### [Short exercise]
Repeat, exactly and alone, every line from the line that contains "Convert this document image to plain text." to the end of the entries.

----- Material provided -----

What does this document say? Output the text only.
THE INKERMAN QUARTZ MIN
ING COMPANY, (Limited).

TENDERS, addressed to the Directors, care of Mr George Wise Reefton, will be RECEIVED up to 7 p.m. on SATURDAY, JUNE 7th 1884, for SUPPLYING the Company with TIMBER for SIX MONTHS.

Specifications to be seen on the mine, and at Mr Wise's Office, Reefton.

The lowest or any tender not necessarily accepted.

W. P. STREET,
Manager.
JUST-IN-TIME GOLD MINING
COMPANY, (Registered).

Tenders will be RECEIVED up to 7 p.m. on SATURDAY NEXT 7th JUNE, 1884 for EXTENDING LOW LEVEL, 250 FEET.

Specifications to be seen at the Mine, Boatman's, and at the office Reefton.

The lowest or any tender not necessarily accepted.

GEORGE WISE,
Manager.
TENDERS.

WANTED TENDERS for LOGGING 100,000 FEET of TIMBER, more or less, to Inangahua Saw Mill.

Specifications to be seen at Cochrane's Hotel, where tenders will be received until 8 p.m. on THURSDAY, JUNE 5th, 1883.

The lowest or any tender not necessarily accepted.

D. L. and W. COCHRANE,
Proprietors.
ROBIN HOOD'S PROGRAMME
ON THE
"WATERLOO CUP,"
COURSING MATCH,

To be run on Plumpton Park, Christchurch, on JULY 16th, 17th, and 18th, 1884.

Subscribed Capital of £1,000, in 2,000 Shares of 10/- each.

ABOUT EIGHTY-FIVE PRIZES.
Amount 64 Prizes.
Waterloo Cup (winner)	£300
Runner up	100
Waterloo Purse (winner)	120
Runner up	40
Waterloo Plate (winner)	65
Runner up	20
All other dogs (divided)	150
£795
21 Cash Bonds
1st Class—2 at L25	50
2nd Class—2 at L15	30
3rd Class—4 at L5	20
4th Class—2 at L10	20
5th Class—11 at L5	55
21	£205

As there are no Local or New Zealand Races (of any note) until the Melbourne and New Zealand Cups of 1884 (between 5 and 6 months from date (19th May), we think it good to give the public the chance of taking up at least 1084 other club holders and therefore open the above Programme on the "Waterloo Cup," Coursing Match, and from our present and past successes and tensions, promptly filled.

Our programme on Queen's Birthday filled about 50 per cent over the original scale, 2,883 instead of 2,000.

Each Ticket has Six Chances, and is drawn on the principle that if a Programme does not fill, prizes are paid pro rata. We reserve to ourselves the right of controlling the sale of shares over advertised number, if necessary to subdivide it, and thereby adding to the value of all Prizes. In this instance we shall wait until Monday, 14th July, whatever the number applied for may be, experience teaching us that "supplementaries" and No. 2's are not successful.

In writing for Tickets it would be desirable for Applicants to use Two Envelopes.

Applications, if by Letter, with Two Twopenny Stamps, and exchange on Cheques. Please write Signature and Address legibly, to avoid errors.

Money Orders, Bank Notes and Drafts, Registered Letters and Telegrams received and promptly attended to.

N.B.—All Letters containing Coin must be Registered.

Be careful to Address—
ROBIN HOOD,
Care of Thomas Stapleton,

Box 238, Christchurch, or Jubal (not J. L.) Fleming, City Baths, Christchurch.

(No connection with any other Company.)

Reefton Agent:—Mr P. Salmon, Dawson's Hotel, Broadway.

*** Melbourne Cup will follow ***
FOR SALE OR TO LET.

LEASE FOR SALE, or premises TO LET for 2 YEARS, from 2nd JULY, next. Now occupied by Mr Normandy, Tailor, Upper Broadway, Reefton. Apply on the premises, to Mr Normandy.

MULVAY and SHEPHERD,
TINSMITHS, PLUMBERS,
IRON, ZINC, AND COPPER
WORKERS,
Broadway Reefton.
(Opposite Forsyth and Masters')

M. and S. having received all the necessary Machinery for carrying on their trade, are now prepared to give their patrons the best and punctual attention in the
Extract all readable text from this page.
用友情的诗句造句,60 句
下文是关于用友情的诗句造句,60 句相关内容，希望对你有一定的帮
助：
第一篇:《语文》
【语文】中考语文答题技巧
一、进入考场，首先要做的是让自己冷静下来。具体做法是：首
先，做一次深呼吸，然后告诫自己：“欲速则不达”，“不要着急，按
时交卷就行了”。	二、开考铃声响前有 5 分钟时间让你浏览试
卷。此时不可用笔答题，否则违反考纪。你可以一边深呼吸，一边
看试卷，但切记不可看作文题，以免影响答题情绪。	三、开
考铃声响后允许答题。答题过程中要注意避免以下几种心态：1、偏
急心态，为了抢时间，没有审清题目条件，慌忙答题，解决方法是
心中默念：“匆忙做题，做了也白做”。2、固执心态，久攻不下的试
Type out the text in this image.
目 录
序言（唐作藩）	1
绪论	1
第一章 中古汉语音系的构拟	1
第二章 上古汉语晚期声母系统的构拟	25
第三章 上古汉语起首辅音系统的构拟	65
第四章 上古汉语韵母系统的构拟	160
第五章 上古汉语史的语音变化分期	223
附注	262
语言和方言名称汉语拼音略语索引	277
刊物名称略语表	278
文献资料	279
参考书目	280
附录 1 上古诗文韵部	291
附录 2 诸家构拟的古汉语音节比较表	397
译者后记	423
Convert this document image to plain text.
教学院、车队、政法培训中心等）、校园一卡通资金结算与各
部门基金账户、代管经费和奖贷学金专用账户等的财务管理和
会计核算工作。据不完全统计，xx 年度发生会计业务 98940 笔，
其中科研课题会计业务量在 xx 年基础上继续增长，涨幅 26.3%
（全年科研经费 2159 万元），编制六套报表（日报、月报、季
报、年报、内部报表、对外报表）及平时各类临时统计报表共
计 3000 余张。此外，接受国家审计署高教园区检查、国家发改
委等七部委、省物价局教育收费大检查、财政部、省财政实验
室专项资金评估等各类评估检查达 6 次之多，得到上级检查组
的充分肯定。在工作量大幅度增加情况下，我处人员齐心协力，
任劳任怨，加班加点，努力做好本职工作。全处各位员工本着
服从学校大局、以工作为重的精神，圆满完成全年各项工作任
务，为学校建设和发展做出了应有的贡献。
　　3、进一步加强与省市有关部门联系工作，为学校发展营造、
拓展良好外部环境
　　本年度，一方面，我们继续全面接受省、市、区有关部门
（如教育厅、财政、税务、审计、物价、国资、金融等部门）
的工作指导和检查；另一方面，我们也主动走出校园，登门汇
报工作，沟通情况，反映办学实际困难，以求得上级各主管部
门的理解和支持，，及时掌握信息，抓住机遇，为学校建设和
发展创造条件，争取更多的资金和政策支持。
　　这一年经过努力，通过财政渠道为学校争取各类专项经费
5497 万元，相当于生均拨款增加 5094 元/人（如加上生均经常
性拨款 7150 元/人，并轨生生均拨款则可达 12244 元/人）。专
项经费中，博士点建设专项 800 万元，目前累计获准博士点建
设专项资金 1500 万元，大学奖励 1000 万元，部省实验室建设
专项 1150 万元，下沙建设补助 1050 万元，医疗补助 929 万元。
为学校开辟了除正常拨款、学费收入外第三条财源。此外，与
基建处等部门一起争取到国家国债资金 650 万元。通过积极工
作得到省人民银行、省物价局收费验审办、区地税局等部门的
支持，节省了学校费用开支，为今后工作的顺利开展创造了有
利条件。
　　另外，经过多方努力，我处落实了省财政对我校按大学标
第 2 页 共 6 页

-----

### [Response to this exercise]
Convert this document image to plain text.
教学院、车队、政法培训中心等）、校园一卡通资金结算与各
部门基金账户、代管经费和奖贷学金专用账户等的财务管理和
会计核算工作。据不完全统计，xx 年度发生会计业务 98940 笔，
其中科研课题会计业务量在 xx 年基础上继续增长，涨幅 26.3%
（全年科研经费 2159 万元），编制六套报表（日报、月报、季
报、年报、内部报表、对外报表）及平时各类临时统计报表共
计 3000 余张。此外，接受国家审计署高教园区检查、国家发改
委等七部委、省物价局教育收费大检查、财政部、省财政实验
室专项资金评估等各类评估检查达 6 次之多，得到上级检查组
的充分肯定。在工作量大幅度增加情况下，我处人员齐心协力，
任劳任怨，加班加点，努力做好本职工作。全处各位员工本着
服从学校大局、以工作为重的精神，圆满完成全年各项工作任
务，为学校建设和发展做出了应有的贡献。
　　3、进一步加强与省市有关部门联系工作，为学校发展营造、
拓展良好外部环境
　　本年度，一方面，我们继续全面接受省、市、区有关部门
（如教育厅、财政、税务、审计、物价、国资、金融等部门）
的工作指导和检查；另一方面，我们也主动走出校园，登门汇
报工作，沟通情况，反映办学实际困难，以求得上级各主管部
门的理解和支持，，及时掌握信息，抓住机遇，为学校建设和
发展创造条件，争取更多的资金和政策支持。
　　这一年经过努力，通过财政渠道为学校争取各类专项经费
5497 万元，相当于生均拨款增加 5094 元/人（如加上生均经常
性拨款 7150 元/人，并轨生生均拨款则可达 12244 元/人）。专
项经费中，博士点建设专项 800 万元，目前累计获准博士点建
设专项资金 1500 万元，大学奖励 1000 万元，部省实验室建设
专项 1150 万元，下沙建设补助 1050 万元，医疗补助 929 万元。
为学校开辟了除正常拨款、学费收入外第三条财源。此外，与
基建处等部门一起争取到国家国债资金 650 万元。通过积极工
作得到省人民银行、省物价局收费验审办、区地税局等部门的
支持，节省了学校费用开支，为今后工作的顺利开展创造了有
利条件。
　　另外，经过多方努力，我处落实了省财政对我校按大学标
第 2 页 共 6 页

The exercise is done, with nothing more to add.